+++ Task material +++
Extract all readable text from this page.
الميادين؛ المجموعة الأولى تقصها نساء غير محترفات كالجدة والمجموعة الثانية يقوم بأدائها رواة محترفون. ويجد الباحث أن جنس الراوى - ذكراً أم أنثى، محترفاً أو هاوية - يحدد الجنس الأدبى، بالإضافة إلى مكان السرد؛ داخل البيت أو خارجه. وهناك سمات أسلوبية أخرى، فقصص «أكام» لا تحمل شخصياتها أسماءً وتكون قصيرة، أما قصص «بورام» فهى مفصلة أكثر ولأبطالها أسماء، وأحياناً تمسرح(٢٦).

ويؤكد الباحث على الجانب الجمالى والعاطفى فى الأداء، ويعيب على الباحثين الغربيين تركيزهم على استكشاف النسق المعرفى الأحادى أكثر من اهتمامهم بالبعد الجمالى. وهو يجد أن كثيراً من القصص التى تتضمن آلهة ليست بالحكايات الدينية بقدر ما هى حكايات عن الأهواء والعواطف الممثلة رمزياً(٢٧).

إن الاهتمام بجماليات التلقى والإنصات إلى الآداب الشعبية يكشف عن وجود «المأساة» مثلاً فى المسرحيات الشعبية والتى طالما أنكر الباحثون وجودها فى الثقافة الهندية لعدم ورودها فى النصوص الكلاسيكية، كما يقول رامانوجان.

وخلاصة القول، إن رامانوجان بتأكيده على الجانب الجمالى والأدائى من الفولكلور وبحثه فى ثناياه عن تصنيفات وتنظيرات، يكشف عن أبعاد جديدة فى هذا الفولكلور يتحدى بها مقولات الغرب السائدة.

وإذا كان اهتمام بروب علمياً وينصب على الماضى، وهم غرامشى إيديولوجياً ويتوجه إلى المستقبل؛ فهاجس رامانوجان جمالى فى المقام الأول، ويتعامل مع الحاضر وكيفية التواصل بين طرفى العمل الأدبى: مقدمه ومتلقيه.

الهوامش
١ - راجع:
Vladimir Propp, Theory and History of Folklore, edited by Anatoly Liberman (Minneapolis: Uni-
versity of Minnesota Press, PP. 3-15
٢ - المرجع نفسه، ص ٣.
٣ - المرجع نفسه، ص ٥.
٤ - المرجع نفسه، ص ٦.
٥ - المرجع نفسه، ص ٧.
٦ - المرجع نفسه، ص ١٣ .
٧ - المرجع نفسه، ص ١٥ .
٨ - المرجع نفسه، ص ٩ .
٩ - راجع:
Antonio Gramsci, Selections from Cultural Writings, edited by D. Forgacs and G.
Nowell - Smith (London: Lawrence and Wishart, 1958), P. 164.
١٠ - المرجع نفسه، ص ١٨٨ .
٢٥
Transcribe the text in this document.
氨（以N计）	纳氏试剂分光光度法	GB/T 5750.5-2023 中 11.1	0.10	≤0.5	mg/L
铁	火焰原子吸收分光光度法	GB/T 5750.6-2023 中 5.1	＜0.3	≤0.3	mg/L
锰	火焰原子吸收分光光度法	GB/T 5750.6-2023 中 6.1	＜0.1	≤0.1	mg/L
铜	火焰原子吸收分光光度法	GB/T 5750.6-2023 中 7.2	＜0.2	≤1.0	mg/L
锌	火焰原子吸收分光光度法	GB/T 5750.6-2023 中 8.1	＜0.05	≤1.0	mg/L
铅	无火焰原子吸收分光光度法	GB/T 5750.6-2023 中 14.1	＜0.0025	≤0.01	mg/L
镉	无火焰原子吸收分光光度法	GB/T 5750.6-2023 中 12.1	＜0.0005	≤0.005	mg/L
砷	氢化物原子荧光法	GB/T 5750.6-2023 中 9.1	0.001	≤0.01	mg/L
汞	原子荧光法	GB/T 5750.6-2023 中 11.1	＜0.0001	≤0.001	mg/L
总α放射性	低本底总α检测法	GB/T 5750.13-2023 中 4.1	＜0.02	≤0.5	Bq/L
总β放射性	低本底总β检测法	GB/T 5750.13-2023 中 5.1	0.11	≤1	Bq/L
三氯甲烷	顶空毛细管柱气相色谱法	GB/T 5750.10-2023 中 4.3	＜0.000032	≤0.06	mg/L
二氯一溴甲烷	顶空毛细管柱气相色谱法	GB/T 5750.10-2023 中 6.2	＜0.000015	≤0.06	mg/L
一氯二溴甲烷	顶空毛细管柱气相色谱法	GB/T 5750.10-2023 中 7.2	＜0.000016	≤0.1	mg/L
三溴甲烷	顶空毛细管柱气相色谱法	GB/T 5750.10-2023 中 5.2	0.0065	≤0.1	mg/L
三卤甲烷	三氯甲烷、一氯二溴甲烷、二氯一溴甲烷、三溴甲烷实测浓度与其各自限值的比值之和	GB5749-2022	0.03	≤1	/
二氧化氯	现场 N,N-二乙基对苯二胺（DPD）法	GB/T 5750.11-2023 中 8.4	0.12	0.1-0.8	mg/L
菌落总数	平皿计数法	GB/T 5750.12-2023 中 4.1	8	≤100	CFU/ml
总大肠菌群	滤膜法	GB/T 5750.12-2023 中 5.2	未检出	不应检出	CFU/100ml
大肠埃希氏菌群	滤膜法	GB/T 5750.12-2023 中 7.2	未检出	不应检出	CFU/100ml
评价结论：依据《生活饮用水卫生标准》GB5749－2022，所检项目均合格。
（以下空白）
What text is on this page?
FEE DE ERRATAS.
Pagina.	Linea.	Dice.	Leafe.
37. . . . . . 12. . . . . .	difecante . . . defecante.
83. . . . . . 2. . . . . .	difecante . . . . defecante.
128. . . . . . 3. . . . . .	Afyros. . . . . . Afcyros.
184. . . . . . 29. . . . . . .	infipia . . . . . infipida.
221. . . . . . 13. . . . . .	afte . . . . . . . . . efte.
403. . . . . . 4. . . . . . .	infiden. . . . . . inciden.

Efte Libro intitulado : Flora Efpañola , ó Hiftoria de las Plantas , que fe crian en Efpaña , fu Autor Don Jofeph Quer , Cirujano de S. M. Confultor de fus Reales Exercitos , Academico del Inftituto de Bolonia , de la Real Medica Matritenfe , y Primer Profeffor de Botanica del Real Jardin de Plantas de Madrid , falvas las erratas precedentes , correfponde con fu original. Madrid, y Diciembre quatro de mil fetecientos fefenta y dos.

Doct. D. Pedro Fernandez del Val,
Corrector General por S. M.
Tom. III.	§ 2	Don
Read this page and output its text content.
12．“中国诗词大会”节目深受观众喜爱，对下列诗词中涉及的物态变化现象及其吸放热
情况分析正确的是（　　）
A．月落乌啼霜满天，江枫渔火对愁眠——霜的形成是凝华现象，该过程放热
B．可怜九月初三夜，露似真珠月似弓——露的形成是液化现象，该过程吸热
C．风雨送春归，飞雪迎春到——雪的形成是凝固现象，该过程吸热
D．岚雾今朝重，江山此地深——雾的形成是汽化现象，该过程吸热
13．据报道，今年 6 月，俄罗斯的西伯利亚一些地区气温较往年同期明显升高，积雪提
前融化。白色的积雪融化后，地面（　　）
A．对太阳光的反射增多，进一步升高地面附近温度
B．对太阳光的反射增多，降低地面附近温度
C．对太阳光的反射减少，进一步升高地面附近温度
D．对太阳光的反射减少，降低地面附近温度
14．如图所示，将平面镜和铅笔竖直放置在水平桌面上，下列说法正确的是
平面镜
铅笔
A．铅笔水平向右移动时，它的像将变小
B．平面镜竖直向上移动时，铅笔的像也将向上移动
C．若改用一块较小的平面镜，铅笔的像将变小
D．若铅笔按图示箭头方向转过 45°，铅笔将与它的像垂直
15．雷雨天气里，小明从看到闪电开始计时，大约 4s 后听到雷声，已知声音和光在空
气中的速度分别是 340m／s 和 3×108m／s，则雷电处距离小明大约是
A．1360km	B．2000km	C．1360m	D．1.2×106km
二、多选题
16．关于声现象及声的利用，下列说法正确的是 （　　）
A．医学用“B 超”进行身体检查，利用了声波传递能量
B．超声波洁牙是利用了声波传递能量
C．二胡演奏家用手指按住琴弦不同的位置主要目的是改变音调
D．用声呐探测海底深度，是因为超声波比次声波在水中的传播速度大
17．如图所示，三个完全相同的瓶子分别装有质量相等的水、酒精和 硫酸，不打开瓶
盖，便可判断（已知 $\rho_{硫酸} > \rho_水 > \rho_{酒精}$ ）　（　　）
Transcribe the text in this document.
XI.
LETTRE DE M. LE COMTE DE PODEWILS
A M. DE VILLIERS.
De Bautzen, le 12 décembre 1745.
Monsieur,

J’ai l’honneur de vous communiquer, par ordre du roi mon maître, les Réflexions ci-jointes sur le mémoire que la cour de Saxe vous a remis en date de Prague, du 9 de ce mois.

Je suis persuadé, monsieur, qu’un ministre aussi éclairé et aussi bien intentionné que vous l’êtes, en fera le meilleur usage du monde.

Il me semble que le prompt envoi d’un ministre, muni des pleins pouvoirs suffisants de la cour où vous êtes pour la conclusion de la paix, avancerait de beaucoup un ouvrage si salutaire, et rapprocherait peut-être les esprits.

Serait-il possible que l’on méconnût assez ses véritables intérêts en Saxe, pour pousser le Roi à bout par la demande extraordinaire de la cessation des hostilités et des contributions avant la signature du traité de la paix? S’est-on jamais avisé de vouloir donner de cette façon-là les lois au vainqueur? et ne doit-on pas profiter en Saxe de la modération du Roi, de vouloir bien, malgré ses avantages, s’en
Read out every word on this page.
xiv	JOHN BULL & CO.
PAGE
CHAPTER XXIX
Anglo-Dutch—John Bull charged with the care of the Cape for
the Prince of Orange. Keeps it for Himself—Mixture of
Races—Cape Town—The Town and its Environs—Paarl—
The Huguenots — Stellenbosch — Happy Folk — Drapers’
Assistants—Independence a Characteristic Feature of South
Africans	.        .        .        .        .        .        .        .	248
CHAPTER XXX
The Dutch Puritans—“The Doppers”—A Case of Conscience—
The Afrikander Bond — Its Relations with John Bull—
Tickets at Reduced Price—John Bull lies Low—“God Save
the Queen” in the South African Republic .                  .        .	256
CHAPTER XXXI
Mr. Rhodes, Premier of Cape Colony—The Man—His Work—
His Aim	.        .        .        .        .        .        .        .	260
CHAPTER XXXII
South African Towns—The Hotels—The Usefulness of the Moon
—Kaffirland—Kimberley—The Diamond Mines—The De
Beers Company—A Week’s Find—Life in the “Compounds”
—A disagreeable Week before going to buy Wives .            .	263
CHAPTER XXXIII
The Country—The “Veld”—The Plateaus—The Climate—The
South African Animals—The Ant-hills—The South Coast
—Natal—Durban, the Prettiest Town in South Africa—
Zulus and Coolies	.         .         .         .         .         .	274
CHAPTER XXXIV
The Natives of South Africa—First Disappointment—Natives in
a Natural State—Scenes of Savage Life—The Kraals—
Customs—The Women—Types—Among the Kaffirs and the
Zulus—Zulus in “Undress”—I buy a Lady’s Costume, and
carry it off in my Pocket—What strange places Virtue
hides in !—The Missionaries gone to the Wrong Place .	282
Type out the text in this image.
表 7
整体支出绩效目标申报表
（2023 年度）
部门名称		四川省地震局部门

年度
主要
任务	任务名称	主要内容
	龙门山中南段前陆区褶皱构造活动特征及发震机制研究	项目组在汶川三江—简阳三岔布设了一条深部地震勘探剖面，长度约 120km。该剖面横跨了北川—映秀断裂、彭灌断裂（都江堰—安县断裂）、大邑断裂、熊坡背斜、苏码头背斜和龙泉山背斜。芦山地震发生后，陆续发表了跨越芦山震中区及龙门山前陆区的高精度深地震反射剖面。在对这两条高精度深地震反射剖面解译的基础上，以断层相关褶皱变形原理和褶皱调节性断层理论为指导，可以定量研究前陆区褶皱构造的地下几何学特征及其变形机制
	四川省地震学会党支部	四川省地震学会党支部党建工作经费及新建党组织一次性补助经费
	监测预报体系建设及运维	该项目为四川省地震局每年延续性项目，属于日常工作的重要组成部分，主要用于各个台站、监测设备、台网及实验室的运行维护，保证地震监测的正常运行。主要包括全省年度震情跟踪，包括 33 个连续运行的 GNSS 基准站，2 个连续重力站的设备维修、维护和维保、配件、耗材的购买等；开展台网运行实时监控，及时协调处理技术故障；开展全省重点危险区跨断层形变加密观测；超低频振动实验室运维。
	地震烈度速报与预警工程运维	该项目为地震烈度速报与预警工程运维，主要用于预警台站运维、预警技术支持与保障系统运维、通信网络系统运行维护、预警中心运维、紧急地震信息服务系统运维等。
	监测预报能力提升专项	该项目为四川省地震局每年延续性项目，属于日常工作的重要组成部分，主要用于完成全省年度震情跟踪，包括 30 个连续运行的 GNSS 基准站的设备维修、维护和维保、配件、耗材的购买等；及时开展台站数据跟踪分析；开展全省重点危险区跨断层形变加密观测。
+++
> **Your goal**:
Pick out all the lines with the word "维护和维保" in them and copy them.

> **The completed task**:
	监测预报体系建设及运维	该项目为四川省地震局每年延续性项目，属于日常工作的重要组成部分，主要用于各个台站、监测设备、台网及实验室的运行维护，保证地震监测的正常运行。主要包括全省年度震情跟踪，包括 33 个连续运行的 GNSS 基准站，2 个连续重力站的设备维修、维护和维保、配件、耗材的购买等；开展台网运行实时监控，及时协调处理技术故障；开展全省重点危险区跨断层形变加密观测；超低频振动实验室运维。
	监测预报能力提升专项	该项目为四川省地震局每年延续性项目，属于日常工作的重要组成部分，主要用于完成全省年度震情跟踪，包括 30 个连续运行的 GNSS 基准站的设备维修、维护和维保、配件、耗材的购买等；及时开展台站数据跟踪分析；开展全省重点危险区跨断层形变加密观测。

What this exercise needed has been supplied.